=== DATA SECTION ===
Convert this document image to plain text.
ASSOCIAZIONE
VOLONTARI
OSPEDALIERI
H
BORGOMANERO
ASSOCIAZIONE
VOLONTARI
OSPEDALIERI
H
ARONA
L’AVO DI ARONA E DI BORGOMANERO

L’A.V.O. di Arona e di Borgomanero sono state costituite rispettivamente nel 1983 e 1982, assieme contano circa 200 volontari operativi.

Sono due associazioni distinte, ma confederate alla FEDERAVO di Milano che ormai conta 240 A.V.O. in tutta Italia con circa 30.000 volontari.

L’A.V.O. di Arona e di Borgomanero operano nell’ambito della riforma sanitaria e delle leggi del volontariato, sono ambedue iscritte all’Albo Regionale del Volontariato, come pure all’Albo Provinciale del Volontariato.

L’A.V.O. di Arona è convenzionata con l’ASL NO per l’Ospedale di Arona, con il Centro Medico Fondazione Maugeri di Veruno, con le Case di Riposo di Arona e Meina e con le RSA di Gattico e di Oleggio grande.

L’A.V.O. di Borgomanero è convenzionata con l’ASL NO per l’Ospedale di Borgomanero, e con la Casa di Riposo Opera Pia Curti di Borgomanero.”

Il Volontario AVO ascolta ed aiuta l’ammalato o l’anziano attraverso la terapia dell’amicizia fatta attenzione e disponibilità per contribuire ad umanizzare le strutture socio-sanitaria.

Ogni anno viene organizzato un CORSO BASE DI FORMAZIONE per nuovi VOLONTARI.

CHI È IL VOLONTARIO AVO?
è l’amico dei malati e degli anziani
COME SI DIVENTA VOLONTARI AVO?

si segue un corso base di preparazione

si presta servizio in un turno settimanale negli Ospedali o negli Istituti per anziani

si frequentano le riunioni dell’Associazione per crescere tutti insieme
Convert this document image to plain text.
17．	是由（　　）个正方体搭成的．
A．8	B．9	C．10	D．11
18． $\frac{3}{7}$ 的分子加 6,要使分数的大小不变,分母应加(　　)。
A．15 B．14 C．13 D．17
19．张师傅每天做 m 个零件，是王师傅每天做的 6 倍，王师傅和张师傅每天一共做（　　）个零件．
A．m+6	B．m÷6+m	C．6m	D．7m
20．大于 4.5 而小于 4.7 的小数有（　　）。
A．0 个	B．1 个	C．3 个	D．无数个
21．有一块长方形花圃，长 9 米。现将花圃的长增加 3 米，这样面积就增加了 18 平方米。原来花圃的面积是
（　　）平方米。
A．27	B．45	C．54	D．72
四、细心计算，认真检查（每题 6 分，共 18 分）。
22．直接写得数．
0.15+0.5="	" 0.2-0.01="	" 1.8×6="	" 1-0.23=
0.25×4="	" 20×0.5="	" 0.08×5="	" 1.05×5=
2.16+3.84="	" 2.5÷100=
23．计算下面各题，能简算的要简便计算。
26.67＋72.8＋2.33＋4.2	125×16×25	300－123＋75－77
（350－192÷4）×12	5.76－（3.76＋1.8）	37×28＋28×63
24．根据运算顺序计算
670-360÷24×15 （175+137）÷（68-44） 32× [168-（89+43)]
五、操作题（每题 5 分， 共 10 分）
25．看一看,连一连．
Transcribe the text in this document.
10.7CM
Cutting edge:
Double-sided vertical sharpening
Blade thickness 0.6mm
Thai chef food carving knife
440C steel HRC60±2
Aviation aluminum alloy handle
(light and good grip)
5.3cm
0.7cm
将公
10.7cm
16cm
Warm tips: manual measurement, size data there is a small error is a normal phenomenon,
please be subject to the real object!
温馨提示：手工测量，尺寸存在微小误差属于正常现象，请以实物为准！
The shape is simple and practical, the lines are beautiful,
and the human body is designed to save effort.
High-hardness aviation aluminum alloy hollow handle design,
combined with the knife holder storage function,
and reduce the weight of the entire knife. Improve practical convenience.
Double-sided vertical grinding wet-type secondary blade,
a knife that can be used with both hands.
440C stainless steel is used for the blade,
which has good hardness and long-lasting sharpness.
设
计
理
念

=== EXERCISE ===
Reproduce each line verbatim.

=== RESULT ===
Convert this document image to plain text.
ASSOCIAZIONE
VOLONTARI
OSPEDALIERI
H
BORGOMANERO
ASSOCIAZIONE
VOLONTARI
OSPEDALIERI
H
ARONA
L’AVO DI ARONA E DI BORGOMANERO

L’A.V.O. di Arona e di Borgomanero sono state costituite rispettivamente nel 1983 e 1982, assieme contano circa 200 volontari operativi.

Sono due associazioni distinte, ma confederate alla FEDERAVO di Milano che ormai conta 240 A.V.O. in tutta Italia con circa 30.000 volontari.

L’A.V.O. di Arona e di Borgomanero operano nell’ambito della riforma sanitaria e delle leggi del volontariato, sono ambedue iscritte all’Albo Regionale del Volontariato, come pure all’Albo Provinciale del Volontariato.

L’A.V.O. di Arona è convenzionata con l’ASL NO per l’Ospedale di Arona, con il Centro Medico Fondazione Maugeri di Veruno, con le Case di Riposo di Arona e Meina e con le RSA di Gattico e di Oleggio grande.

L’A.V.O. di Borgomanero è convenzionata con l’ASL NO per l’Ospedale di Borgomanero, e con la Casa di Riposo Opera Pia Curti di Borgomanero.”

Il Volontario AVO ascolta ed aiuta l’ammalato o l’anziano attraverso la terapia dell’amicizia fatta attenzione e disponibilità per contribuire ad umanizzare le strutture socio-sanitaria.

Ogni anno viene organizzato un CORSO BASE DI FORMAZIONE per nuovi VOLONTARI.

CHI È IL VOLONTARIO AVO?
è l’amico dei malati e degli anziani
COME SI DIVENTA VOLONTARI AVO?

si segue un corso base di preparazione

si presta servizio in un turno settimanale negli Ospedali o negli Istituti per anziani

si frequentano le riunioni dell’Associazione per crescere tutti insieme
Convert this document image to plain text.
17．	是由（　　）个正方体搭成的．
A．8	B．9	C．10	D．11
18． $\frac{3}{7}$ 的分子加 6,要使分数的大小不变,分母应加(　　)。
A．15 B．14 C．13 D．17
19．张师傅每天做 m 个零件，是王师傅每天做的 6 倍，王师傅和张师傅每天一共做（　　）个零件．
A．m+6	B．m÷6+m	C．6m	D．7m
20．大于 4.5 而小于 4.7 的小数有（　　）。
A．0 个	B．1 个	C．3 个	D．无数个
21．有一块长方形花圃，长 9 米。现将花圃的长增加 3 米，这样面积就增加了 18 平方米。原来花圃的面积是
（　　）平方米。
A．27	B．45	C．54	D．72
四、细心计算，认真检查（每题 6 分，共 18 分）。
22．直接写得数．
0.15+0.5="	" 0.2-0.01="	" 1.8×6="	" 1-0.23=
0.25×4="	" 20×0.5="	" 0.08×5="	" 1.05×5=
2.16+3.84="	" 2.5÷100=
23．计算下面各题，能简算的要简便计算。
26.67＋72.8＋2.33＋4.2	125×16×25	300－123＋75－77
（350－192÷4）×12	5.76－（3.76＋1.8）	37×28＋28×63
24．根据运算顺序计算
670-360÷24×15 （175+137）÷（68-44） 32× [168-（89+43)]
五、操作题（每题 5 分， 共 10 分）
25．看一看,连一连．
Transcribe the text in this document.
10.7CM
Cutting edge:
Double-sided vertical sharpening
Blade thickness 0.6mm
Thai chef food carving knife
440C steel HRC60±2
Aviation aluminum alloy handle
(light and good grip)
5.3cm
0.7cm
将公
10.7cm
16cm
Warm tips: manual measurement, size data there is a small error is a normal phenomenon,
please be subject to the real object!
温馨提示：手工测量，尺寸存在微小误差属于正常现象，请以实物为准！
The shape is simple and practical, the lines are beautiful,
and the human body is designed to save effort.
High-hardness aviation aluminum alloy hollow handle design,
combined with the knife holder storage function,
and reduce the weight of the entire knife. Improve practical convenience.
Double-sided vertical grinding wet-type secondary blade,
a knife that can be used with both hands.
440C stainless steel is used for the blade,
which has good hardness and long-lasting sharpness.
设
计
理
念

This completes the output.